> [DATA LISTING]
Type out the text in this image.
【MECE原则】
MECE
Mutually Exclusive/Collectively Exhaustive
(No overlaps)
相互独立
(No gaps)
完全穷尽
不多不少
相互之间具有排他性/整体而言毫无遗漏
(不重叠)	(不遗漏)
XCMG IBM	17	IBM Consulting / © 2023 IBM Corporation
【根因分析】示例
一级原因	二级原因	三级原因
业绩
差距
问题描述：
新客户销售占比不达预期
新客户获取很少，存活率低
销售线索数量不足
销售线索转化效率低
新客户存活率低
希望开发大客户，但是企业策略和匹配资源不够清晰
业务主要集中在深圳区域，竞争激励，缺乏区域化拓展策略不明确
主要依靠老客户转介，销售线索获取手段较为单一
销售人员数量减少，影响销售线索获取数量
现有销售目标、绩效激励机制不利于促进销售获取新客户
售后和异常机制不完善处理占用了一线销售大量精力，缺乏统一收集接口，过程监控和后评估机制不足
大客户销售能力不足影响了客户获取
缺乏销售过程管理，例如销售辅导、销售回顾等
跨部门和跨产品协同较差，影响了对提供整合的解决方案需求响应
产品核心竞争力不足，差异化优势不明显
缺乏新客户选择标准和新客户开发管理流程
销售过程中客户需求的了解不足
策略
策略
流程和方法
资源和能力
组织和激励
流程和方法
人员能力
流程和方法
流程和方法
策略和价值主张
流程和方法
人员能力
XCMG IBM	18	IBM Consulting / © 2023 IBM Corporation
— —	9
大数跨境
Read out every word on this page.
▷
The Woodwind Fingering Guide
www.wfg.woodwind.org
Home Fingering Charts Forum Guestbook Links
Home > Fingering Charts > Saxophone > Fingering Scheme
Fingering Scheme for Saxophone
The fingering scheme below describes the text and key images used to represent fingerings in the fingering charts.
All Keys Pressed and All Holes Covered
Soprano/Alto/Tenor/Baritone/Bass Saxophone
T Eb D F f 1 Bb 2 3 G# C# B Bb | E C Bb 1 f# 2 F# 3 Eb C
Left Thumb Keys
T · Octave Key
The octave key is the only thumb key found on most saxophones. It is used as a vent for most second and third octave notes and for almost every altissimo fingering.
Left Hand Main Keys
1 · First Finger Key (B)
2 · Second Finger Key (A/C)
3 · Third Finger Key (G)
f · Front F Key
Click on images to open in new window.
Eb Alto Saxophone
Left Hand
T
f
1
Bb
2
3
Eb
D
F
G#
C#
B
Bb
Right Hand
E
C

> [THE REQUEST] Across the data, tally the lines containing "Consulting" and give back the number alone.

> [WORKED SOLUTION] 2